**Exercise directions**
Copy the data exactly; pictures stay out of the copy.

**Given entries**
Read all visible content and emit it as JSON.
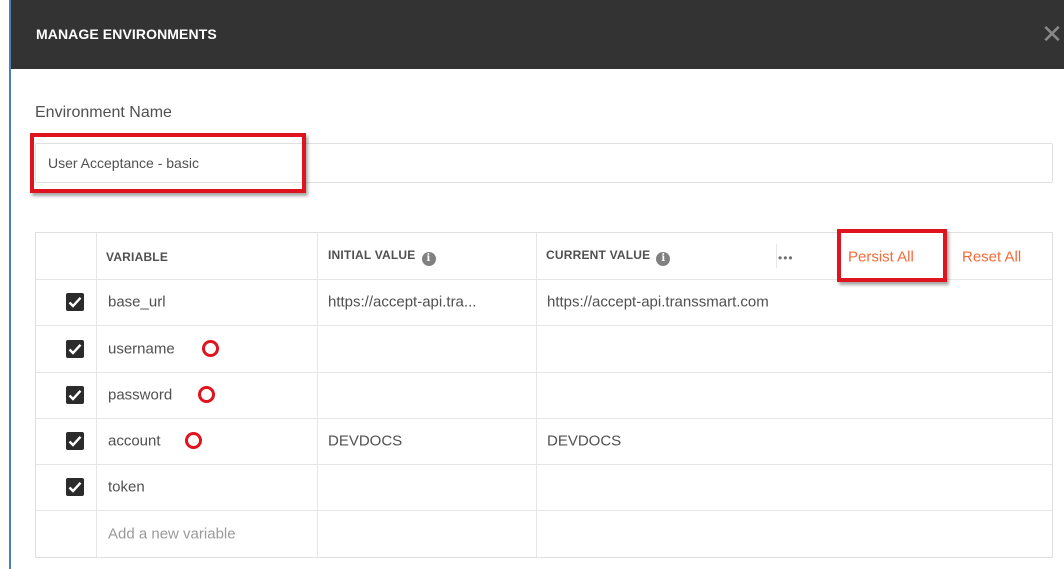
{
  "header": {
    "title": "MANAGE ENVIRONMENTS",
    "close_glyph": "✕"
  },
  "environment": {
    "label": "Environment Name",
    "name_value": "User Acceptance - basic"
  },
  "table": {
    "columns": {
      "variable": "VARIABLE",
      "initial_value": "INITIAL VALUE",
      "current_value": "CURRENT VALUE"
    },
    "info_glyph": "i",
    "more_glyph": "•••",
    "persist_all_label": "Persist All",
    "reset_all_label": "Reset All",
    "rows": [
      {
        "enabled": true,
        "variable": "base_url",
        "initial": "https://accept-api.tra...",
        "current": "https://accept-api.transsmart.com"
      },
      {
        "enabled": true,
        "variable": "username",
        "initial": "",
        "current": ""
      },
      {
        "enabled": true,
        "variable": "password",
        "initial": "",
        "current": ""
      },
      {
        "enabled": true,
        "variable": "account",
        "initial": "DEVDOCS",
        "current": "DEVDOCS"
      },
      {
        "enabled": true,
        "variable": "token",
        "initial": "",
        "current": ""
      }
    ],
    "new_variable_placeholder": "Add a new variable"
  },
  "colors": {
    "header_bg": "#333333",
    "accent_link": "#f26b3a",
    "annotation_red": "#e0141e",
    "checkbox": "#2b2b2b"
  }
}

**Result**
Read all visible content and emit it as JSON.
{
  "header": {
    "title": "MANAGE ENVIRONMENTS",
    "close_glyph": "✕"
  },
  "environment": {
    "label": "Environment Name",
    "name_value": "User Acceptance - basic"
  },
  "table": {
    "columns": {
      "variable": "VARIABLE",
      "initial_value": "INITIAL VALUE",
      "current_value": "CURRENT VALUE"
    },
    "info_glyph": "i",
    "more_glyph": "•••",
    "persist_all_label": "Persist All",
    "reset_all_label": "Reset All",
    "rows": [
      {
        "enabled": true,
        "variable": "base_url",
        "initial": "https://accept-api.tra...",
        "current": "https://accept-api.transsmart.com"
      },
      {
        "enabled": true,
        "variable": "username",
        "initial": "",
        "current": ""
      },
      {
        "enabled": true,
        "variable": "password",
        "initial": "",
        "current": ""
      },
      {
        "enabled": true,
        "variable": "account",
        "initial": "DEVDOCS",
        "current": "DEVDOCS"
      },
      {
        "enabled": true,
        "variable": "token",
        "initial": "",
        "current": ""
      }
    ],
    "new_variable_placeholder": "Add a new variable"
  },
  "colors": {
    "header_bg": "#333333",
    "accent_link": "#f26b3a",
    "annotation_red": "#e0141e",
    "checkbox": "#2b2b2b"
  }
}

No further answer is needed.